EXERCISE DESCRIPTION: Keep the pictures out of the copy and repeat the records exactly.

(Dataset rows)

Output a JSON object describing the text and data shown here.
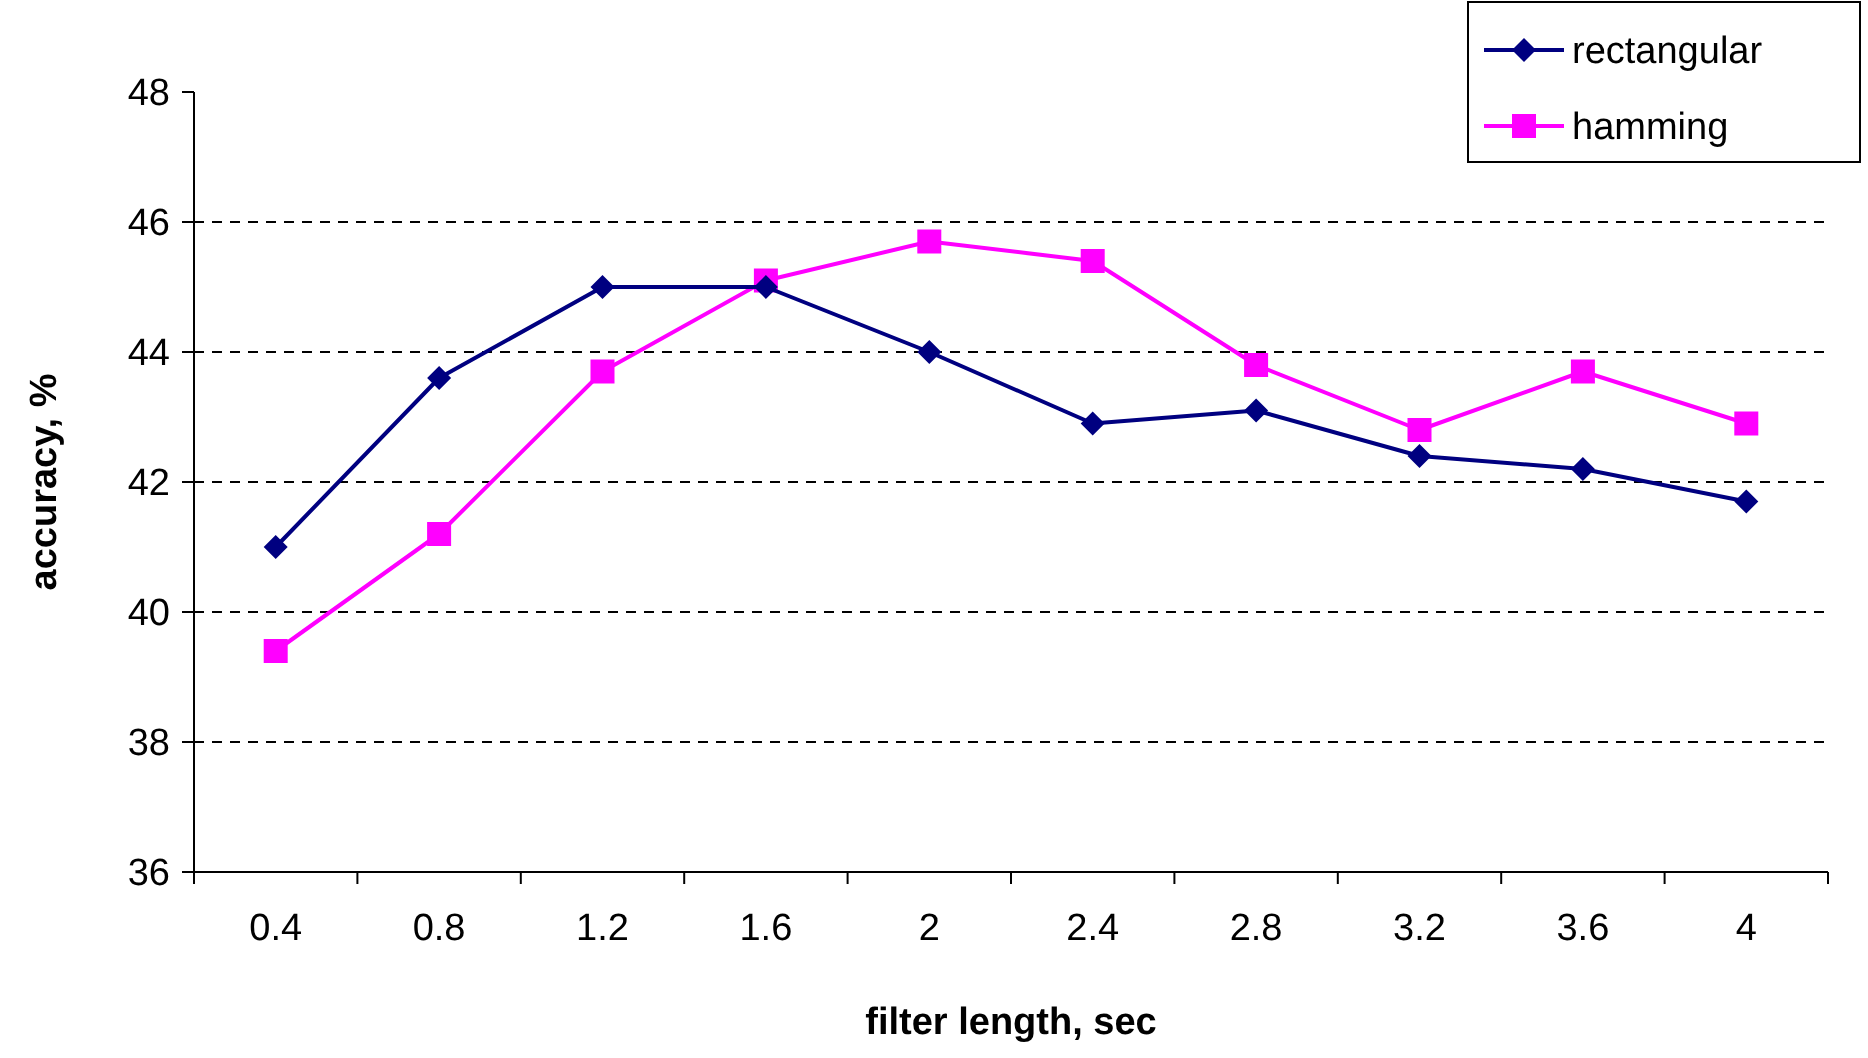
{
  "chart_data": {
    "type": "line",
    "xlabel": "filter length, sec",
    "ylabel": "accuracy, %",
    "categories": [
      "0.4",
      "0.8",
      "1.2",
      "1.6",
      "2",
      "2.4",
      "2.8",
      "3.2",
      "3.6",
      "4"
    ],
    "series": [
      {
        "name": "rectangular",
        "color": "#000080",
        "marker": "diamond",
        "values": [
          41.0,
          43.6,
          45.0,
          45.0,
          44.0,
          42.9,
          43.1,
          42.4,
          42.2,
          41.7
        ]
      },
      {
        "name": "hamming",
        "color": "#ff00ff",
        "marker": "square",
        "values": [
          39.4,
          41.2,
          43.7,
          45.1,
          45.7,
          45.4,
          43.8,
          42.8,
          43.7,
          42.9
        ]
      }
    ],
    "ylim": [
      36,
      48
    ],
    "yticks": [
      36,
      38,
      40,
      42,
      44,
      46,
      48
    ],
    "grid": "y",
    "legend": "top right",
    "line_style": "solid"
  }
}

ANSWER TO THE PROBLEM:
Output a JSON object describing the text and data shown here.
{
  "chart_data": {
    "type": "line",
    "xlabel": "filter length, sec",
    "ylabel": "accuracy, %",
    "categories": [
      "0.4",
      "0.8",
      "1.2",
      "1.6",
      "2",
      "2.4",
      "2.8",
      "3.2",
      "3.6",
      "4"
    ],
    "series": [
      {
        "name": "rectangular",
        "color": "#000080",
        "marker": "diamond",
        "values": [
          41.0,
          43.6,
          45.0,
          45.0,
          44.0,
          42.9,
          43.1,
          42.4,
          42.2,
          41.7
        ]
      },
      {
        "name": "hamming",
        "color": "#ff00ff",
        "marker": "square",
        "values": [
          39.4,
          41.2,
          43.7,
          45.1,
          45.7,
          45.4,
          43.8,
          42.8,
          43.7,
          42.9
        ]
      }
    ],
    "ylim": [
      36,
      48
    ],
    "yticks": [
      36,
      38,
      40,
      42,
      44,
      46,
      48
    ],
    "grid": "y",
    "legend": "top right",
    "line_style": "solid"
  }
}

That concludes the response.